■ What this task involves ■
Below is a set of records; restate each one word for word.

■ Source data ■
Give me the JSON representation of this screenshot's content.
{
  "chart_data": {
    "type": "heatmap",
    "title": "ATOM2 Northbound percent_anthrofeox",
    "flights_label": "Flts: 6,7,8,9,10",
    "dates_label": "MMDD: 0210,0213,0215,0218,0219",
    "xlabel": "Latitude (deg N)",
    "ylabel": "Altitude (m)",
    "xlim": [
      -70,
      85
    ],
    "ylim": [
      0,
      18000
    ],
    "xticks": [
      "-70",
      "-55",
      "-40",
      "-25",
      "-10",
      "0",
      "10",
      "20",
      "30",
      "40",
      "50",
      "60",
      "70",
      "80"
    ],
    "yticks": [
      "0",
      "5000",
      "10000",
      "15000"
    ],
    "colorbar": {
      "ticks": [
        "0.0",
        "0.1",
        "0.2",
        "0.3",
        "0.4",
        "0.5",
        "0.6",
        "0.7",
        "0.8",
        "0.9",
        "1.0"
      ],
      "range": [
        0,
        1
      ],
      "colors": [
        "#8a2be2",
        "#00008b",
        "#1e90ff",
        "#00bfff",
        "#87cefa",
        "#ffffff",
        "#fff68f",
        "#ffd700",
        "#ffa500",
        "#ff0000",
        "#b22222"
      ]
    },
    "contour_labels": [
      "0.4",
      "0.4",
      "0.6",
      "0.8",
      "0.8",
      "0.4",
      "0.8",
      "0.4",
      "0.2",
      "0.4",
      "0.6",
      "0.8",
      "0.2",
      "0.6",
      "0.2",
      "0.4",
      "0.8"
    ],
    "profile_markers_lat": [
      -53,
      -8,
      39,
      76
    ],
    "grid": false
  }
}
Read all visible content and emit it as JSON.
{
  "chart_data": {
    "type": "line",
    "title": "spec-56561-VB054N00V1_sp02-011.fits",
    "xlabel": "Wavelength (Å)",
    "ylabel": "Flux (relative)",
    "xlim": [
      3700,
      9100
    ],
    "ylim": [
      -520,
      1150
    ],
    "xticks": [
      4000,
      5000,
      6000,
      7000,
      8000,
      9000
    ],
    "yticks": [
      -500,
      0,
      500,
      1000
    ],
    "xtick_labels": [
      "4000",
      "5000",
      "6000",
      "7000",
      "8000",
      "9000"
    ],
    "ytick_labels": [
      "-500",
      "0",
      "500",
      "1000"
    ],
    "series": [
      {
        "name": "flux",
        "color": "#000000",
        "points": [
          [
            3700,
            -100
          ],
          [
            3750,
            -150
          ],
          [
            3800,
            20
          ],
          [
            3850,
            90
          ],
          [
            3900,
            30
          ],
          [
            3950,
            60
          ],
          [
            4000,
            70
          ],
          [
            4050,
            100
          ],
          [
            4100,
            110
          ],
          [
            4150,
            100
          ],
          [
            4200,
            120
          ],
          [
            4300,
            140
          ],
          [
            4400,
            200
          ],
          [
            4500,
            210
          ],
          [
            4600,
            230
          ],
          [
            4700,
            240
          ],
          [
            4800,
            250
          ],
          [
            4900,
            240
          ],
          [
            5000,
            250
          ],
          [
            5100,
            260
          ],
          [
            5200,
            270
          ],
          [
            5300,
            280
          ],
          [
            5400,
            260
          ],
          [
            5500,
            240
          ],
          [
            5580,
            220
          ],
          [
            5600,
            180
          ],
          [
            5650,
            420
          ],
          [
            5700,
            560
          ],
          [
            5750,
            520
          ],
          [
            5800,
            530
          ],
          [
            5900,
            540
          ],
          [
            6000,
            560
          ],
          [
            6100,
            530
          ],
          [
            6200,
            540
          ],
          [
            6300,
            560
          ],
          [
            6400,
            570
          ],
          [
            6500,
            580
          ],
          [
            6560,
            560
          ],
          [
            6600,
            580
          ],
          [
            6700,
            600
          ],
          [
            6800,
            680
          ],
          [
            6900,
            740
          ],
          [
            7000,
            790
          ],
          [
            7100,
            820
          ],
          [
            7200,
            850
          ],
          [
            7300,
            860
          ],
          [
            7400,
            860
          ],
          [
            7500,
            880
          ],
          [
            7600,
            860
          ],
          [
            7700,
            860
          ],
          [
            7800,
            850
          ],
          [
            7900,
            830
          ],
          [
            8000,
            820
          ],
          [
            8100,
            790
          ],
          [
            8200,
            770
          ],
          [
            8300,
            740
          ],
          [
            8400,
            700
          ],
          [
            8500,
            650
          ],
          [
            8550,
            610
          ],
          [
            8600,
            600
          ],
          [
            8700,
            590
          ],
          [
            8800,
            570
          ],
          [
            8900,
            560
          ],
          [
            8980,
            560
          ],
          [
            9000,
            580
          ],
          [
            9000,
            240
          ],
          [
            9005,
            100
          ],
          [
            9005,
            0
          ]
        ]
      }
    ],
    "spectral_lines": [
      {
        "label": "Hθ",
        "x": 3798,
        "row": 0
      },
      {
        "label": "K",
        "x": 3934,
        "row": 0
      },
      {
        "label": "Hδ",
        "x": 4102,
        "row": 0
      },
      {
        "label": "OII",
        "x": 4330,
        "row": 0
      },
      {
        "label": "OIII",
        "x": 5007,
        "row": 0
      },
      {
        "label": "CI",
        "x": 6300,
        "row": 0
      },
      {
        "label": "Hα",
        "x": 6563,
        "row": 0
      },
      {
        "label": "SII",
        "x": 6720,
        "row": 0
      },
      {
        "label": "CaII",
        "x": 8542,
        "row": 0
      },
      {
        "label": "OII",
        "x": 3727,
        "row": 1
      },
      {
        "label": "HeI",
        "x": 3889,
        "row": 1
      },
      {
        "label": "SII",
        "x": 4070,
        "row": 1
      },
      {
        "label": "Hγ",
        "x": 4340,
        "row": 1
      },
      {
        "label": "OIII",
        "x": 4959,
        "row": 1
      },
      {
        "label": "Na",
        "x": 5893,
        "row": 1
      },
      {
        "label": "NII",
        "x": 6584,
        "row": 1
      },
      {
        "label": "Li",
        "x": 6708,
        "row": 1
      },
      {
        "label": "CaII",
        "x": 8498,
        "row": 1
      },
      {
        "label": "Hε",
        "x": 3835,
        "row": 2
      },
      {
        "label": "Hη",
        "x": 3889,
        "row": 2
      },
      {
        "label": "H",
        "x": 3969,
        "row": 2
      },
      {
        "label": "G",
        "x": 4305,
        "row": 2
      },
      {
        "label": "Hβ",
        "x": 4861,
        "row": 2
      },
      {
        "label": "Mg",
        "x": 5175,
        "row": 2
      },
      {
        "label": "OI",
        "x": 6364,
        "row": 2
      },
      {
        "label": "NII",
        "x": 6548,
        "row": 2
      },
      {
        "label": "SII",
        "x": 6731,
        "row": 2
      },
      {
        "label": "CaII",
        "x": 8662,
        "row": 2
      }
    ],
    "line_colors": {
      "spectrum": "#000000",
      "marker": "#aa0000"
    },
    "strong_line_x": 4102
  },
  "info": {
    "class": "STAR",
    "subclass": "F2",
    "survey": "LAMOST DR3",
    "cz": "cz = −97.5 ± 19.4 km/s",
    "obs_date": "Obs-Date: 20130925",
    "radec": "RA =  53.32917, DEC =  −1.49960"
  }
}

■ Solution for this exercise ■
Give me the JSON representation of this screenshot's content.
{
  "chart_data": {
    "type": "heatmap",
    "title": "ATOM2 Northbound percent_anthrofeox",
    "flights_label": "Flts: 6,7,8,9,10",
    "dates_label": "MMDD: 0210,0213,0215,0218,0219",
    "xlabel": "Latitude (deg N)",
    "ylabel": "Altitude (m)",
    "xlim": [
      -70,
      85
    ],
    "ylim": [
      0,
      18000
    ],
    "xticks": [
      "-70",
      "-55",
      "-40",
      "-25",
      "-10",
      "0",
      "10",
      "20",
      "30",
      "40",
      "50",
      "60",
      "70",
      "80"
    ],
    "yticks": [
      "0",
      "5000",
      "10000",
      "15000"
    ],
    "colorbar": {
      "ticks": [
        "0.0",
        "0.1",
        "0.2",
        "0.3",
        "0.4",
        "0.5",
        "0.6",
        "0.7",
        "0.8",
        "0.9",
        "1.0"
      ],
      "range": [
        0,
        1
      ],
      "colors": [
        "#8a2be2",
        "#00008b",
        "#1e90ff",
        "#00bfff",
        "#87cefa",
        "#ffffff",
        "#fff68f",
        "#ffd700",
        "#ffa500",
        "#ff0000",
        "#b22222"
      ]
    },
    "contour_labels": [
      "0.4",
      "0.4",
      "0.6",
      "0.8",
      "0.8",
      "0.4",
      "0.8",
      "0.4",
      "0.2",
      "0.4",
      "0.6",
      "0.8",
      "0.2",
      "0.6",
      "0.2",
      "0.4",
      "0.8"
    ],
    "profile_markers_lat": [
      -53,
      -8,
      39,
      76
    ],
    "grid": false
  }
}
Read all visible content and emit it as JSON.
{
  "chart_data": {
    "type": "line",
    "title": "spec-56561-VB054N00V1_sp02-011.fits",
    "xlabel": "Wavelength (Å)",
    "ylabel": "Flux (relative)",
    "xlim": [
      3700,
      9100
    ],
    "ylim": [
      -520,
      1150
    ],
    "xticks": [
      4000,
      5000,
      6000,
      7000,
      8000,
      9000
    ],
    "yticks": [
      -500,
      0,
      500,
      1000
    ],
    "xtick_labels": [
      "4000",
      "5000",
      "6000",
      "7000",
      "8000",
      "9000"
    ],
    "ytick_labels": [
      "-500",
      "0",
      "500",
      "1000"
    ],
    "series": [
      {
        "name": "flux",
        "color": "#000000",
        "points": [
          [
            3700,
            -100
          ],
          [
            3750,
            -150
          ],
          [
            3800,
            20
          ],
          [
            3850,
            90
          ],
          [
            3900,
            30
          ],
          [
            3950,
            60
          ],
          [
            4000,
            70
          ],
          [
            4050,
            100
          ],
          [
            4100,
            110
          ],
          [
            4150,
            100
          ],
          [
            4200,
            120
          ],
          [
            4300,
            140
          ],
          [
            4400,
            200
          ],
          [
            4500,
            210
          ],
          [
            4600,
            230
          ],
          [
            4700,
            240
          ],
          [
            4800,
            250
          ],
          [
            4900,
            240
          ],
          [
            5000,
            250
          ],
          [
            5100,
            260
          ],
          [
            5200,
            270
          ],
          [
            5300,
            280
          ],
          [
            5400,
            260
          ],
          [
            5500,
            240
          ],
          [
            5580,
            220
          ],
          [
            5600,
            180
          ],
          [
            5650,
            420
          ],
          [
            5700,
            560
          ],
          [
            5750,
            520
          ],
          [
            5800,
            530
          ],
          [
            5900,
            540
          ],
          [
            6000,
            560
          ],
          [
            6100,
            530
          ],
          [
            6200,
            540
          ],
          [
            6300,
            560
          ],
          [
            6400,
            570
          ],
          [
            6500,
            580
          ],
          [
            6560,
            560
          ],
          [
            6600,
            580
          ],
          [
            6700,
            600
          ],
          [
            6800,
            680
          ],
          [
            6900,
            740
          ],
          [
            7000,
            790
          ],
          [
            7100,
            820
          ],
          [
            7200,
            850
          ],
          [
            7300,
            860
          ],
          [
            7400,
            860
          ],
          [
            7500,
            880
          ],
          [
            7600,
            860
          ],
          [
            7700,
            860
          ],
          [
            7800,
            850
          ],
          [
            7900,
            830
          ],
          [
            8000,
            820
          ],
          [
            8100,
            790
          ],
          [
            8200,
            770
          ],
          [
            8300,
            740
          ],
          [
            8400,
            700
          ],
          [
            8500,
            650
          ],
          [
            8550,
            610
          ],
          [
            8600,
            600
          ],
          [
            8700,
            590
          ],
          [
            8800,
            570
          ],
          [
            8900,
            560
          ],
          [
            8980,
            560
          ],
          [
            9000,
            580
          ],
          [
            9000,
            240
          ],
          [
            9005,
            100
          ],
          [
            9005,
            0
          ]
        ]
      }
    ],
    "spectral_lines": [
      {
        "label": "Hθ",
        "x": 3798,
        "row": 0
      },
      {
        "label": "K",
        "x": 3934,
        "row": 0
      },
      {
        "label": "Hδ",
        "x": 4102,
        "row": 0
      },
      {
        "label": "OII",
        "x": 4330,
        "row": 0
      },
      {
        "label": "OIII",
        "x": 5007,
        "row": 0
      },
      {
        "label": "CI",
        "x": 6300,
        "row": 0
      },
      {
        "label": "Hα",
        "x": 6563,
        "row": 0
      },
      {
        "label": "SII",
        "x": 6720,
        "row": 0
      },
      {
        "label": "CaII",
        "x": 8542,
        "row": 0
      },
      {
        "label": "OII",
        "x": 3727,
        "row": 1
      },
      {
        "label": "HeI",
        "x": 3889,
        "row": 1
      },
      {
        "label": "SII",
        "x": 4070,
        "row": 1
      },
      {
        "label": "Hγ",
        "x": 4340,
        "row": 1
      },
      {
        "label": "OIII",
        "x": 4959,
        "row": 1
      },
      {
        "label": "Na",
        "x": 5893,
        "row": 1
      },
      {
        "label": "NII",
        "x": 6584,
        "row": 1
      },
      {
        "label": "Li",
        "x": 6708,
        "row": 1
      },
      {
        "label": "CaII",
        "x": 8498,
        "row": 1
      },
      {
        "label": "Hε",
        "x": 3835,
        "row": 2
      },
      {
        "label": "Hη",
        "x": 3889,
        "row": 2
      },
      {
        "label": "H",
        "x": 3969,
        "row": 2
      },
      {
        "label": "G",
        "x": 4305,
        "row": 2
      },
      {
        "label": "Hβ",
        "x": 4861,
        "row": 2
      },
      {
        "label": "Mg",
        "x": 5175,
        "row": 2
      },
      {
        "label": "OI",
        "x": 6364,
        "row": 2
      },
      {
        "label": "NII",
        "x": 6548,
        "row": 2
      },
      {
        "label": "SII",
        "x": 6731,
        "row": 2
      },
      {
        "label": "CaII",
        "x": 8662,
        "row": 2
      }
    ],
    "line_colors": {
      "spectrum": "#000000",
      "marker": "#aa0000"
    },
    "strong_line_x": 4102
  },
  "info": {
    "class": "STAR",
    "subclass": "F2",
    "survey": "LAMOST DR3",
    "cz": "cz = −97.5 ± 19.4 km/s",
    "obs_date": "Obs-Date: 20130925",
    "radec": "RA =  53.32917, DEC =  −1.49960"
  }
}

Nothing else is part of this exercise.